Set task:
Copy, from the entries below, each line where the word "Kite" can be found.

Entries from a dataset
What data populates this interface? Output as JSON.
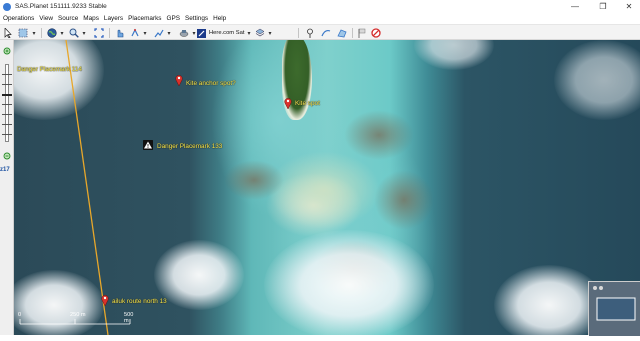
{
  "window": {
    "title": "SAS.Planet 151111.9233 Stable",
    "controls": {
      "minimize": "—",
      "maximize": "❐",
      "close": "✕"
    }
  },
  "menu": [
    "Operations",
    "View",
    "Source",
    "Maps",
    "Layers",
    "Placemarks",
    "GPS",
    "Settings",
    "Help"
  ],
  "toolbar": {
    "map_source_label": "Here.com Sat"
  },
  "map": {
    "zoom_level": "z17",
    "scale": {
      "start": "0",
      "mid": "250 m",
      "end": "500 m"
    },
    "placemarks": [
      {
        "label": "Danger Placemark 114",
        "kind": "warning"
      },
      {
        "label": "Kite anchor spot?",
        "kind": "pin"
      },
      {
        "label": "Kite spot",
        "kind": "pin"
      },
      {
        "label": "Danger Placemark 133",
        "kind": "warning"
      },
      {
        "label": "ailuk route north 13",
        "kind": "pin"
      }
    ]
  },
  "colors": {
    "placemark_label": "#f4e64a",
    "route_line": "#e8a72a",
    "pin_red": "#d9302a"
  }
}
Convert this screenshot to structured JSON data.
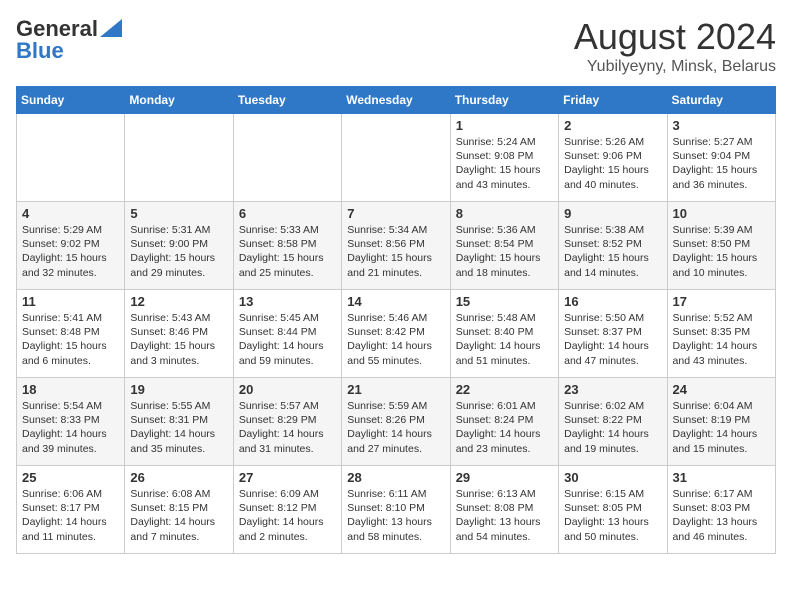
{
  "header": {
    "logo_general": "General",
    "logo_blue": "Blue",
    "title": "August 2024",
    "subtitle": "Yubilyeyny, Minsk, Belarus"
  },
  "days_of_week": [
    "Sunday",
    "Monday",
    "Tuesday",
    "Wednesday",
    "Thursday",
    "Friday",
    "Saturday"
  ],
  "weeks": [
    [
      {
        "day": "",
        "info": ""
      },
      {
        "day": "",
        "info": ""
      },
      {
        "day": "",
        "info": ""
      },
      {
        "day": "",
        "info": ""
      },
      {
        "day": "1",
        "info": "Sunrise: 5:24 AM\nSunset: 9:08 PM\nDaylight: 15 hours\nand 43 minutes."
      },
      {
        "day": "2",
        "info": "Sunrise: 5:26 AM\nSunset: 9:06 PM\nDaylight: 15 hours\nand 40 minutes."
      },
      {
        "day": "3",
        "info": "Sunrise: 5:27 AM\nSunset: 9:04 PM\nDaylight: 15 hours\nand 36 minutes."
      }
    ],
    [
      {
        "day": "4",
        "info": "Sunrise: 5:29 AM\nSunset: 9:02 PM\nDaylight: 15 hours\nand 32 minutes."
      },
      {
        "day": "5",
        "info": "Sunrise: 5:31 AM\nSunset: 9:00 PM\nDaylight: 15 hours\nand 29 minutes."
      },
      {
        "day": "6",
        "info": "Sunrise: 5:33 AM\nSunset: 8:58 PM\nDaylight: 15 hours\nand 25 minutes."
      },
      {
        "day": "7",
        "info": "Sunrise: 5:34 AM\nSunset: 8:56 PM\nDaylight: 15 hours\nand 21 minutes."
      },
      {
        "day": "8",
        "info": "Sunrise: 5:36 AM\nSunset: 8:54 PM\nDaylight: 15 hours\nand 18 minutes."
      },
      {
        "day": "9",
        "info": "Sunrise: 5:38 AM\nSunset: 8:52 PM\nDaylight: 15 hours\nand 14 minutes."
      },
      {
        "day": "10",
        "info": "Sunrise: 5:39 AM\nSunset: 8:50 PM\nDaylight: 15 hours\nand 10 minutes."
      }
    ],
    [
      {
        "day": "11",
        "info": "Sunrise: 5:41 AM\nSunset: 8:48 PM\nDaylight: 15 hours\nand 6 minutes."
      },
      {
        "day": "12",
        "info": "Sunrise: 5:43 AM\nSunset: 8:46 PM\nDaylight: 15 hours\nand 3 minutes."
      },
      {
        "day": "13",
        "info": "Sunrise: 5:45 AM\nSunset: 8:44 PM\nDaylight: 14 hours\nand 59 minutes."
      },
      {
        "day": "14",
        "info": "Sunrise: 5:46 AM\nSunset: 8:42 PM\nDaylight: 14 hours\nand 55 minutes."
      },
      {
        "day": "15",
        "info": "Sunrise: 5:48 AM\nSunset: 8:40 PM\nDaylight: 14 hours\nand 51 minutes."
      },
      {
        "day": "16",
        "info": "Sunrise: 5:50 AM\nSunset: 8:37 PM\nDaylight: 14 hours\nand 47 minutes."
      },
      {
        "day": "17",
        "info": "Sunrise: 5:52 AM\nSunset: 8:35 PM\nDaylight: 14 hours\nand 43 minutes."
      }
    ],
    [
      {
        "day": "18",
        "info": "Sunrise: 5:54 AM\nSunset: 8:33 PM\nDaylight: 14 hours\nand 39 minutes."
      },
      {
        "day": "19",
        "info": "Sunrise: 5:55 AM\nSunset: 8:31 PM\nDaylight: 14 hours\nand 35 minutes."
      },
      {
        "day": "20",
        "info": "Sunrise: 5:57 AM\nSunset: 8:29 PM\nDaylight: 14 hours\nand 31 minutes."
      },
      {
        "day": "21",
        "info": "Sunrise: 5:59 AM\nSunset: 8:26 PM\nDaylight: 14 hours\nand 27 minutes."
      },
      {
        "day": "22",
        "info": "Sunrise: 6:01 AM\nSunset: 8:24 PM\nDaylight: 14 hours\nand 23 minutes."
      },
      {
        "day": "23",
        "info": "Sunrise: 6:02 AM\nSunset: 8:22 PM\nDaylight: 14 hours\nand 19 minutes."
      },
      {
        "day": "24",
        "info": "Sunrise: 6:04 AM\nSunset: 8:19 PM\nDaylight: 14 hours\nand 15 minutes."
      }
    ],
    [
      {
        "day": "25",
        "info": "Sunrise: 6:06 AM\nSunset: 8:17 PM\nDaylight: 14 hours\nand 11 minutes."
      },
      {
        "day": "26",
        "info": "Sunrise: 6:08 AM\nSunset: 8:15 PM\nDaylight: 14 hours\nand 7 minutes."
      },
      {
        "day": "27",
        "info": "Sunrise: 6:09 AM\nSunset: 8:12 PM\nDaylight: 14 hours\nand 2 minutes."
      },
      {
        "day": "28",
        "info": "Sunrise: 6:11 AM\nSunset: 8:10 PM\nDaylight: 13 hours\nand 58 minutes."
      },
      {
        "day": "29",
        "info": "Sunrise: 6:13 AM\nSunset: 8:08 PM\nDaylight: 13 hours\nand 54 minutes."
      },
      {
        "day": "30",
        "info": "Sunrise: 6:15 AM\nSunset: 8:05 PM\nDaylight: 13 hours\nand 50 minutes."
      },
      {
        "day": "31",
        "info": "Sunrise: 6:17 AM\nSunset: 8:03 PM\nDaylight: 13 hours\nand 46 minutes."
      }
    ]
  ]
}
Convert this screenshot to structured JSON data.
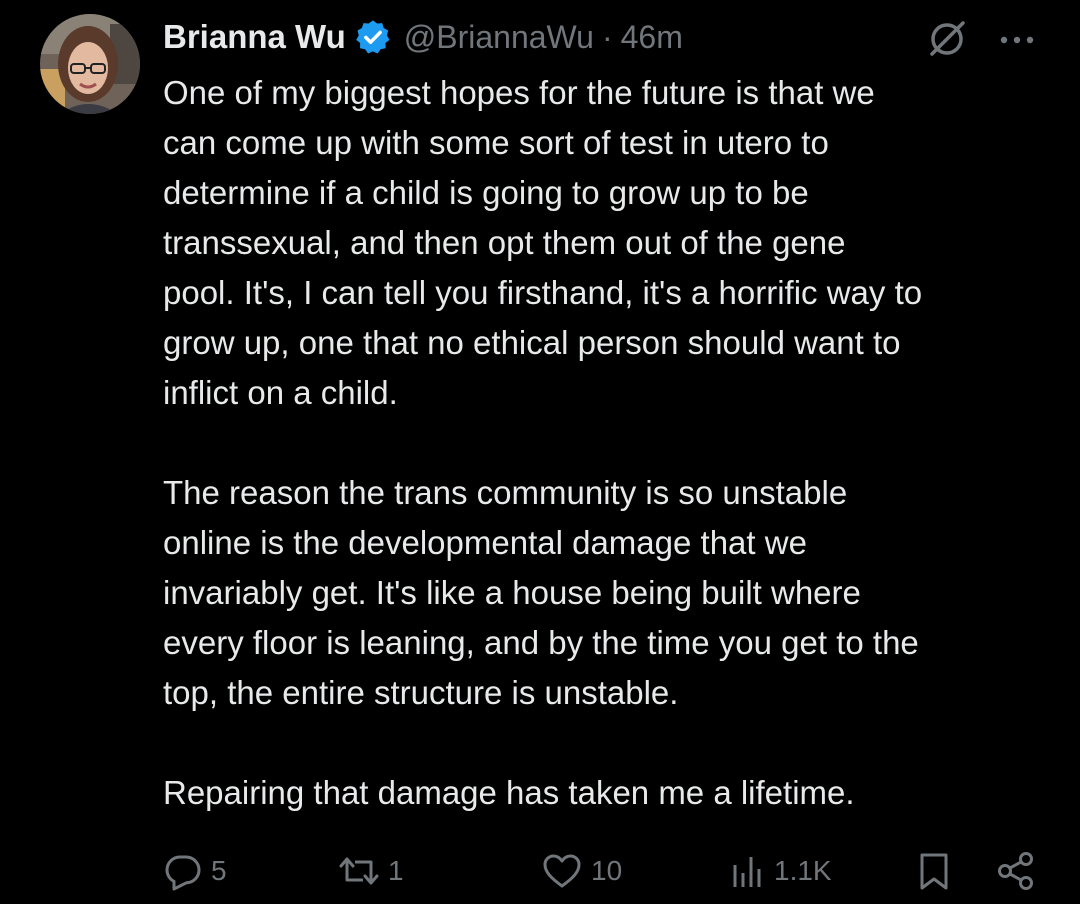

Exercise answer:
        "label": "Kite anchor spot?",
        "label": "Kite spot",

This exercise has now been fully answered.